WORK TO COMPLETE :: Copy every line of the data that contains the string "stood".

DATASET ENTRIES ::
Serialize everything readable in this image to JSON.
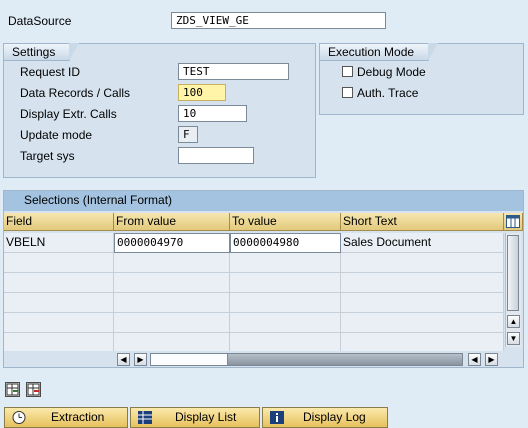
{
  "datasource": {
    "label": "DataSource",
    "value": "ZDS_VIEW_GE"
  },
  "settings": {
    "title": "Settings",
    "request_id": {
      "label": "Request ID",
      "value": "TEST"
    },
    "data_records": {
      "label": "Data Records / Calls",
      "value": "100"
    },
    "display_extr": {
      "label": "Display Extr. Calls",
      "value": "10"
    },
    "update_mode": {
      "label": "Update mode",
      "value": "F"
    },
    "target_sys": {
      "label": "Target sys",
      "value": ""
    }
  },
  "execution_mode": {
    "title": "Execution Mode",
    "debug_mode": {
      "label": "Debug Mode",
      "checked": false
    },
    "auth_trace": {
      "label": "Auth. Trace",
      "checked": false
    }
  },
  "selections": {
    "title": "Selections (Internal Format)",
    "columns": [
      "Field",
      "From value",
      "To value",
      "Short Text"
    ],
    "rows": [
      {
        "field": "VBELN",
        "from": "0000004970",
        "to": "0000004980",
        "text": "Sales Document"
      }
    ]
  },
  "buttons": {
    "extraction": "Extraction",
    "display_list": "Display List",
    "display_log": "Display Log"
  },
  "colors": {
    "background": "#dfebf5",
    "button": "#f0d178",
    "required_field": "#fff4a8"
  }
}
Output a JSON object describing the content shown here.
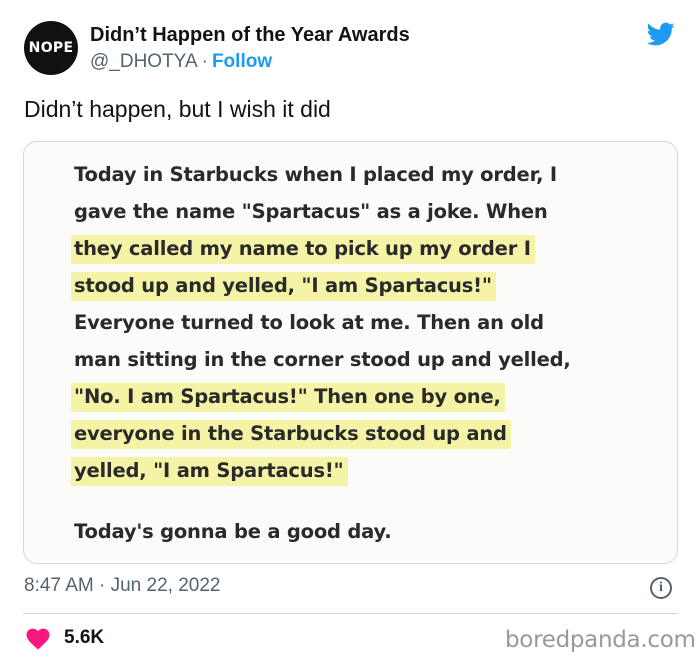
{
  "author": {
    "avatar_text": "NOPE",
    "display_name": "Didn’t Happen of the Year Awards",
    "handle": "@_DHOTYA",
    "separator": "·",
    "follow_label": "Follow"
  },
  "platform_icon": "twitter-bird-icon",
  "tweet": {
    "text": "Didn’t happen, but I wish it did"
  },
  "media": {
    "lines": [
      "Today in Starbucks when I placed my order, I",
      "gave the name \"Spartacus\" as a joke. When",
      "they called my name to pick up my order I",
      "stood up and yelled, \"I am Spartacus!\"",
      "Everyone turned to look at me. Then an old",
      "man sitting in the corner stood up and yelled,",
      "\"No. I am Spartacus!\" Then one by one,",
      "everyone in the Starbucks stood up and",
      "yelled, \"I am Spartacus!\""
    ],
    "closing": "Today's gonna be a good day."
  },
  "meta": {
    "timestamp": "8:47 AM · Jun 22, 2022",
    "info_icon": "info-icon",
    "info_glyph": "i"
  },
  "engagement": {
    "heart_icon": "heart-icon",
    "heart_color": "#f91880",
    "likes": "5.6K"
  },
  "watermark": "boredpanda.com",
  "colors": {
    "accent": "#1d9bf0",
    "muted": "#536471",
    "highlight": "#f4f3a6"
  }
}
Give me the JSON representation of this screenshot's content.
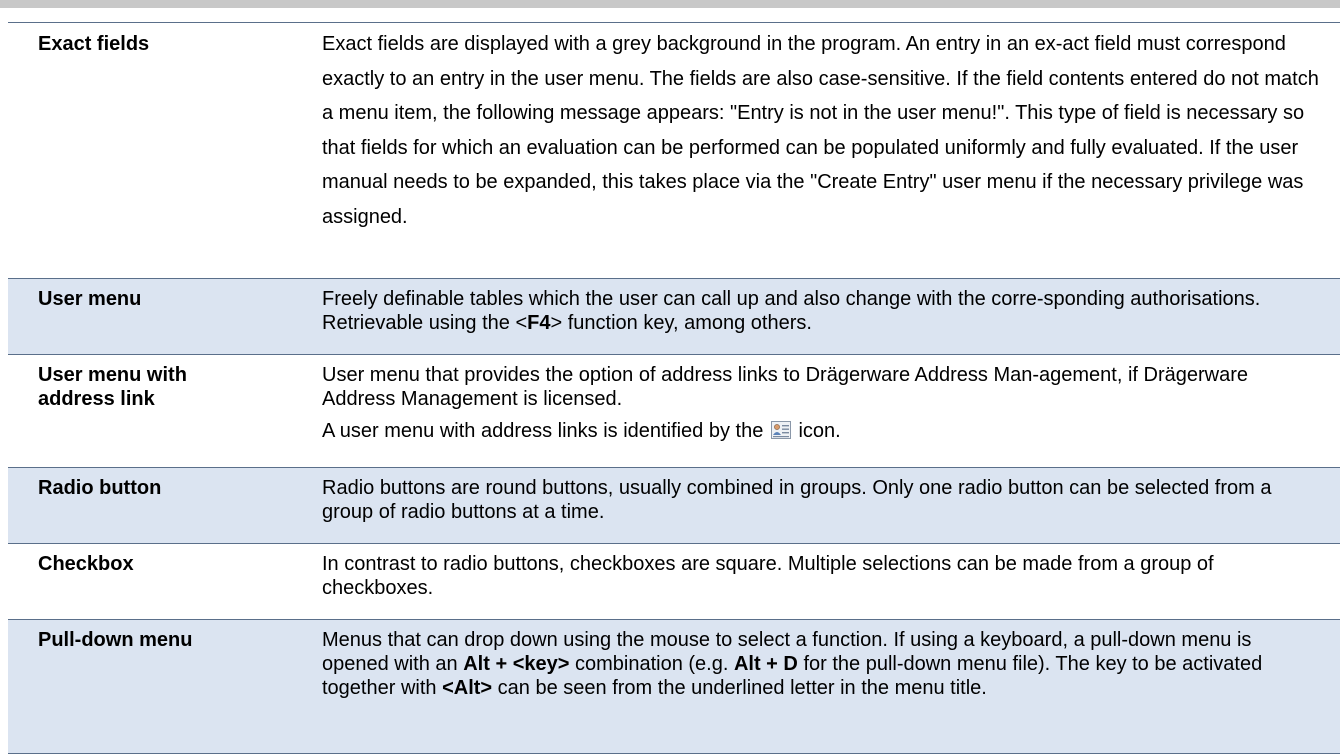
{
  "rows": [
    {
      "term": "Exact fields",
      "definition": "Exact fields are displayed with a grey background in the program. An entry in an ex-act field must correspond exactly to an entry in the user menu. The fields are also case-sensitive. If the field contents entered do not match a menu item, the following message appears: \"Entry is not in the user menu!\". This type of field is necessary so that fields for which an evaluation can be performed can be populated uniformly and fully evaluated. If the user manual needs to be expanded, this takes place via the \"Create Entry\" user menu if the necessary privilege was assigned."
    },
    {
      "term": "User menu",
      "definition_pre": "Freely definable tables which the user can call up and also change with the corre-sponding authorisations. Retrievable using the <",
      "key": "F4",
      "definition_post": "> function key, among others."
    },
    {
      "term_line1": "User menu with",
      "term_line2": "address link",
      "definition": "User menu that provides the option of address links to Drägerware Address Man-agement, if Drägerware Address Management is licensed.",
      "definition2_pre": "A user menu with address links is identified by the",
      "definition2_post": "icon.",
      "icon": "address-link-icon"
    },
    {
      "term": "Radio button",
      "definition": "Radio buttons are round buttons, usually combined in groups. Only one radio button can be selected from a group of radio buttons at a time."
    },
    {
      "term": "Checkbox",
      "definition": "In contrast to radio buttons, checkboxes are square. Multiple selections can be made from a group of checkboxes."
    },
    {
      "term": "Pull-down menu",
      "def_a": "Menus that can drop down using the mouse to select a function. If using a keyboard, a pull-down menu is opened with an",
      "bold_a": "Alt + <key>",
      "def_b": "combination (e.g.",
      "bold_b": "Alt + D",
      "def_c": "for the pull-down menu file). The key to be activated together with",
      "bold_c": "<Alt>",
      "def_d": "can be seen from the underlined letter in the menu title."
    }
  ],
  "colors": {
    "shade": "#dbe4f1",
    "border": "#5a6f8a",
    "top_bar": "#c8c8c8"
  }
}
==
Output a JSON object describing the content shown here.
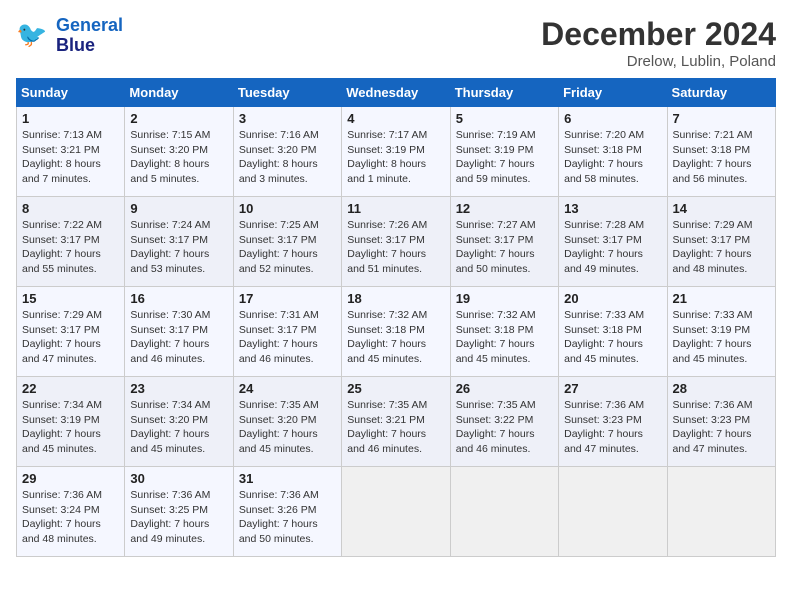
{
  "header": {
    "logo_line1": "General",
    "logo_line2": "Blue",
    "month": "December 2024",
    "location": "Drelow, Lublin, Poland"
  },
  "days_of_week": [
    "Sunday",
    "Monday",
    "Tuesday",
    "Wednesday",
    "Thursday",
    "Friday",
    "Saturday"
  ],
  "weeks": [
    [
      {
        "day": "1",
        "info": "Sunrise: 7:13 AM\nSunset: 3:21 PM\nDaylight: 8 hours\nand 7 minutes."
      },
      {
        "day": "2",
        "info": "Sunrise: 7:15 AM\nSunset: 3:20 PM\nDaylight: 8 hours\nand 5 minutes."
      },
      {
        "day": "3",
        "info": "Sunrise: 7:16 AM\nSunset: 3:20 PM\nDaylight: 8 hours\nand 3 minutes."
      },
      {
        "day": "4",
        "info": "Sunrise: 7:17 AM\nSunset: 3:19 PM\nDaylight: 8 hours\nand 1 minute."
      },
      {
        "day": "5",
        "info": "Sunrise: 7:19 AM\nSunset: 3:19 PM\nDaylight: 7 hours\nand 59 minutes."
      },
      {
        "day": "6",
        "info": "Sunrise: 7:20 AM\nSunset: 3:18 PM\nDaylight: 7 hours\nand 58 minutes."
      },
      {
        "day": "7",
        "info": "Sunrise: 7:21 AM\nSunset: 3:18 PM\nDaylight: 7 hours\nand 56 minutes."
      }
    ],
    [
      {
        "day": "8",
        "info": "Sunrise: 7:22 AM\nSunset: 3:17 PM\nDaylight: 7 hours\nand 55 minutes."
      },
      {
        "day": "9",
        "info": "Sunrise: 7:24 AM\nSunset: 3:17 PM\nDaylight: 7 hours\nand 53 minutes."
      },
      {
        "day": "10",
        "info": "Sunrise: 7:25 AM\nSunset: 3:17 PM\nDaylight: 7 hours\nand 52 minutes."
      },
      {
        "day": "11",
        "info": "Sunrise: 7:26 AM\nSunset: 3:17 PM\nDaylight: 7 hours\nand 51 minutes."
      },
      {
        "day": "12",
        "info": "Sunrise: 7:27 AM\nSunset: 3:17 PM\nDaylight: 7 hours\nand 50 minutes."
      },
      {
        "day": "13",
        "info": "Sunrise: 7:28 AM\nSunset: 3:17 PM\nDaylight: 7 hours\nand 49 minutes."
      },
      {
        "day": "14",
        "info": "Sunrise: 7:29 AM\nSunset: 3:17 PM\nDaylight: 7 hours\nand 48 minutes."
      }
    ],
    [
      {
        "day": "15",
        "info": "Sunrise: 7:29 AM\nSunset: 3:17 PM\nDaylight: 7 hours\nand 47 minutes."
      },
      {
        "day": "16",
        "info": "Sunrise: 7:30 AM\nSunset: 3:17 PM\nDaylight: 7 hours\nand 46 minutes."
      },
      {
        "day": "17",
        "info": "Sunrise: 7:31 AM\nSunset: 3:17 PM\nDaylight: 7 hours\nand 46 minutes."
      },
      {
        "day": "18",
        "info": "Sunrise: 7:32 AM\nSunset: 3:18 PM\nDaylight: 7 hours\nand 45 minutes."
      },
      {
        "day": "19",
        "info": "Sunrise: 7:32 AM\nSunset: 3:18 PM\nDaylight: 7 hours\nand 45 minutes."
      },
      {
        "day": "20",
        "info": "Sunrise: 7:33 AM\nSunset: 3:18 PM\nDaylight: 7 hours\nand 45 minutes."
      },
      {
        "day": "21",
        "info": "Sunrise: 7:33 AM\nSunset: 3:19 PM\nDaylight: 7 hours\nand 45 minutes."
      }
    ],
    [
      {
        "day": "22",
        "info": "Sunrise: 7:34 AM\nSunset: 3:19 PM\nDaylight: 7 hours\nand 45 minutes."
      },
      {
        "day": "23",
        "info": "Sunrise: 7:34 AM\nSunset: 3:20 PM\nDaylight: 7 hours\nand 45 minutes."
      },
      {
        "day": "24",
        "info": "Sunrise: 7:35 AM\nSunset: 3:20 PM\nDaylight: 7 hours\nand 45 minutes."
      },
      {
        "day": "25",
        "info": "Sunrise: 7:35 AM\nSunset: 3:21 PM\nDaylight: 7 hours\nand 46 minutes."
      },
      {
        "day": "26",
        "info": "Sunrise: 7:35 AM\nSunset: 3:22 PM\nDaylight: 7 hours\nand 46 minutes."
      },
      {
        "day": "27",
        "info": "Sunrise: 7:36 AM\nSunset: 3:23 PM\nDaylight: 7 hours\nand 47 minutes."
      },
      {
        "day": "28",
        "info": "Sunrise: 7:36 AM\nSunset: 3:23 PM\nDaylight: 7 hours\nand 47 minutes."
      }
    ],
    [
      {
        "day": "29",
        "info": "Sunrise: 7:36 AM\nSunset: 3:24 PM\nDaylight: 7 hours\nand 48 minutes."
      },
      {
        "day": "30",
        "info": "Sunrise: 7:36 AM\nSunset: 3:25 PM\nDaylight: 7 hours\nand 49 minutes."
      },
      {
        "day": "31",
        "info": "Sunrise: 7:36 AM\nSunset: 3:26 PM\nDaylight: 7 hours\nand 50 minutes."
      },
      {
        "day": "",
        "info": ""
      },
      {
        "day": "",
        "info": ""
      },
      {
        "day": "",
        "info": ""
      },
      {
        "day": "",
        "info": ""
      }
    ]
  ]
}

EXERCISE RESULT ::
      "stood up and yelled, \"I am Spartacus!\"",
      "man sitting in the corner stood up and yelled,",
      "everyone in the Starbucks stood up and",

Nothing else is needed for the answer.